§ **Problem statement**: Without altering anything, output the material below.

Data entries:
..........

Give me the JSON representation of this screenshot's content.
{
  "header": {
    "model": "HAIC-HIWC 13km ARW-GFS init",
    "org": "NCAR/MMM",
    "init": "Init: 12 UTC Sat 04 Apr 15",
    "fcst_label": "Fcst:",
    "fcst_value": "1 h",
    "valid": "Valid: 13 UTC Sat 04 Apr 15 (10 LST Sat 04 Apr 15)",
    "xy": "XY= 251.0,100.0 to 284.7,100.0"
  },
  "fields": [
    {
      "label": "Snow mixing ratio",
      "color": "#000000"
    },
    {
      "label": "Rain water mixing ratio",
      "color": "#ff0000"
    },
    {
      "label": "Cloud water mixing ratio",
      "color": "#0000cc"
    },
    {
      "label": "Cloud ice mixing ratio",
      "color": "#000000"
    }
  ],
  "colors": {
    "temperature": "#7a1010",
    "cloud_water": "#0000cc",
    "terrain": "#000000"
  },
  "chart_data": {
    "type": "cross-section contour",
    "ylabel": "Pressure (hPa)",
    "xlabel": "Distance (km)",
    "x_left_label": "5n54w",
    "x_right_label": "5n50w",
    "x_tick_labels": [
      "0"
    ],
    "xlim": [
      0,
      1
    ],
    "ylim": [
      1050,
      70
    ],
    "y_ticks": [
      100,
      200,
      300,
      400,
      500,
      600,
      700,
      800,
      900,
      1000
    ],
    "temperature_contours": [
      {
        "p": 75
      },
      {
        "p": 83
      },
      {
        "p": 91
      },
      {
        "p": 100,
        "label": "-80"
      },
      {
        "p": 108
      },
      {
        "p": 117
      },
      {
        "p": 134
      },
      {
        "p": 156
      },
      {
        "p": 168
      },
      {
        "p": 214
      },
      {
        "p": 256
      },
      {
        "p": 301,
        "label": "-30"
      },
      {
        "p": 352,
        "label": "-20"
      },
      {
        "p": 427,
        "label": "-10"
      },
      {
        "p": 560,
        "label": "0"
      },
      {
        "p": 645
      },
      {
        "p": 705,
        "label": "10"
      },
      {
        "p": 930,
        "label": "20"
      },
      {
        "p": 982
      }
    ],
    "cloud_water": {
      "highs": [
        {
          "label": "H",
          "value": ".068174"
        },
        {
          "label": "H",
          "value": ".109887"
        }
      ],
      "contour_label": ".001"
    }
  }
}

..........

§ **Output of the task**:
Give me the JSON representation of this screenshot's content.
{
  "header": {
    "model": "HAIC-HIWC 13km ARW-GFS init",
    "org": "NCAR/MMM",
    "init": "Init: 12 UTC Sat 04 Apr 15",
    "fcst_label": "Fcst:",
    "fcst_value": "1 h",
    "valid": "Valid: 13 UTC Sat 04 Apr 15 (10 LST Sat 04 Apr 15)",
    "xy": "XY= 251.0,100.0 to 284.7,100.0"
  },
  "fields": [
    {
      "label": "Snow mixing ratio",
      "color": "#000000"
    },
    {
      "label": "Rain water mixing ratio",
      "color": "#ff0000"
    },
    {
      "label": "Cloud water mixing ratio",
      "color": "#0000cc"
    },
    {
      "label": "Cloud ice mixing ratio",
      "color": "#000000"
    }
  ],
  "colors": {
    "temperature": "#7a1010",
    "cloud_water": "#0000cc",
    "terrain": "#000000"
  },
  "chart_data": {
    "type": "cross-section contour",
    "ylabel": "Pressure (hPa)",
    "xlabel": "Distance (km)",
    "x_left_label": "5n54w",
    "x_right_label": "5n50w",
    "x_tick_labels": [
      "0"
    ],
    "xlim": [
      0,
      1
    ],
    "ylim": [
      1050,
      70
    ],
    "y_ticks": [
      100,
      200,
      300,
      400,
      500,
      600,
      700,
      800,
      900,
      1000
    ],
    "temperature_contours": [
      {
        "p": 75
      },
      {
        "p": 83
      },
      {
        "p": 91
      },
      {
        "p": 100,
        "label": "-80"
      },
      {
        "p": 108
      },
      {
        "p": 117
      },
      {
        "p": 134
      },
      {
        "p": 156
      },
      {
        "p": 168
      },
      {
        "p": 214
      },
      {
        "p": 256
      },
      {
        "p": 301,
        "label": "-30"
      },
      {
        "p": 352,
        "label": "-20"
      },
      {
        "p": 427,
        "label": "-10"
      },
      {
        "p": 560,
        "label": "0"
      },
      {
        "p": 645
      },
      {
        "p": 705,
        "label": "10"
      },
      {
        "p": 930,
        "label": "20"
      },
      {
        "p": 982
      }
    ],
    "cloud_water": {
      "highs": [
        {
          "label": "H",
          "value": ".068174"
        },
        {
          "label": "H",
          "value": ".109887"
        }
      ],
      "contour_label": ".001"
    }
  }
}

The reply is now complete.